▶ [Records for the task]
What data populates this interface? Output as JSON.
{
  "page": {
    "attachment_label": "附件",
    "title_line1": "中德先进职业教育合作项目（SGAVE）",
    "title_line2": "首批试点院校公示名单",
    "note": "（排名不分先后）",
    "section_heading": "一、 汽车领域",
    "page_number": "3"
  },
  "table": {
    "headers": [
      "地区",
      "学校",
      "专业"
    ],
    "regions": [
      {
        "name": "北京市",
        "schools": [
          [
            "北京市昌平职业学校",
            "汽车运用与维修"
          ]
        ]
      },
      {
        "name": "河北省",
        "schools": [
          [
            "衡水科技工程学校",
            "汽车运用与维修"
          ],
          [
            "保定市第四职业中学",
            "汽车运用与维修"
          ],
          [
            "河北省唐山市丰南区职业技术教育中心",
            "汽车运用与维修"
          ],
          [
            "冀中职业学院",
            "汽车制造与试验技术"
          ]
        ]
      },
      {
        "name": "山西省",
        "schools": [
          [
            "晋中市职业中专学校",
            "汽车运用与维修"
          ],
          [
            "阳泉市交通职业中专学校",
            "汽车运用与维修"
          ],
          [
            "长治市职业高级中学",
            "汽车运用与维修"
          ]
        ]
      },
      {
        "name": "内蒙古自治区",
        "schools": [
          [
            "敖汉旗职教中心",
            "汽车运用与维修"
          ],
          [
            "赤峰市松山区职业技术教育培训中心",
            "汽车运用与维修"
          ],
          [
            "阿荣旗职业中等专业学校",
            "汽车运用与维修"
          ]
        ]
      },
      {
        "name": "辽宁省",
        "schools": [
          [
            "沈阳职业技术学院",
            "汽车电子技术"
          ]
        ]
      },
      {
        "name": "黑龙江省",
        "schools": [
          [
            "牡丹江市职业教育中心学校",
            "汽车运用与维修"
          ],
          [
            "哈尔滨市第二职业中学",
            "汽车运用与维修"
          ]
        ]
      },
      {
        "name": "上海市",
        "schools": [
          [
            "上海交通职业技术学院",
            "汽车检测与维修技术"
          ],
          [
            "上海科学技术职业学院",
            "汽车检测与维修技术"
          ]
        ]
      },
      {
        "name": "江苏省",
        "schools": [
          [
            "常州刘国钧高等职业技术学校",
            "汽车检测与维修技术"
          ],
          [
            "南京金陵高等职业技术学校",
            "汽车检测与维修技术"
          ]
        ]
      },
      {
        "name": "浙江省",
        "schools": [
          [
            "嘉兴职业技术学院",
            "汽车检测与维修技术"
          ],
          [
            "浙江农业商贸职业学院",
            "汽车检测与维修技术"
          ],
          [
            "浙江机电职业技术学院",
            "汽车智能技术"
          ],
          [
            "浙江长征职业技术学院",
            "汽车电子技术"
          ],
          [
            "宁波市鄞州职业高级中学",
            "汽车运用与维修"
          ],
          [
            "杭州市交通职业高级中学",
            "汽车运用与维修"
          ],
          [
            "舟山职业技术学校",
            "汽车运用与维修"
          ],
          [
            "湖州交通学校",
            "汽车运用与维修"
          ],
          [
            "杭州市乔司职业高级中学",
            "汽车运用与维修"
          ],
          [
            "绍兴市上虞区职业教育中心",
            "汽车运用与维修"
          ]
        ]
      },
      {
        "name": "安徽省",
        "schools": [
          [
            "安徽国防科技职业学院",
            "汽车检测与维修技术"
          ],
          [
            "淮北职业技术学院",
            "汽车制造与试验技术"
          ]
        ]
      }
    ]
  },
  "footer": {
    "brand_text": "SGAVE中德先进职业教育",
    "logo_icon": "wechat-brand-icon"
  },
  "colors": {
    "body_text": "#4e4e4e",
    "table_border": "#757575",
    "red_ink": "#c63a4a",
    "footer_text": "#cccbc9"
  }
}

▶ [Work to be completed] Identify the lines of the entries containing the string "name". Copy each such line.

▶ [Exercise output]
        "name": "北京市",
        "name": "河北省",
        "name": "山西省",
        "name": "内蒙古自治区",
        "name": "辽宁省",
        "name": "黑龙江省",
        "name": "上海市",
        "name": "江苏省",
        "name": "浙江省",
        "name": "安徽省",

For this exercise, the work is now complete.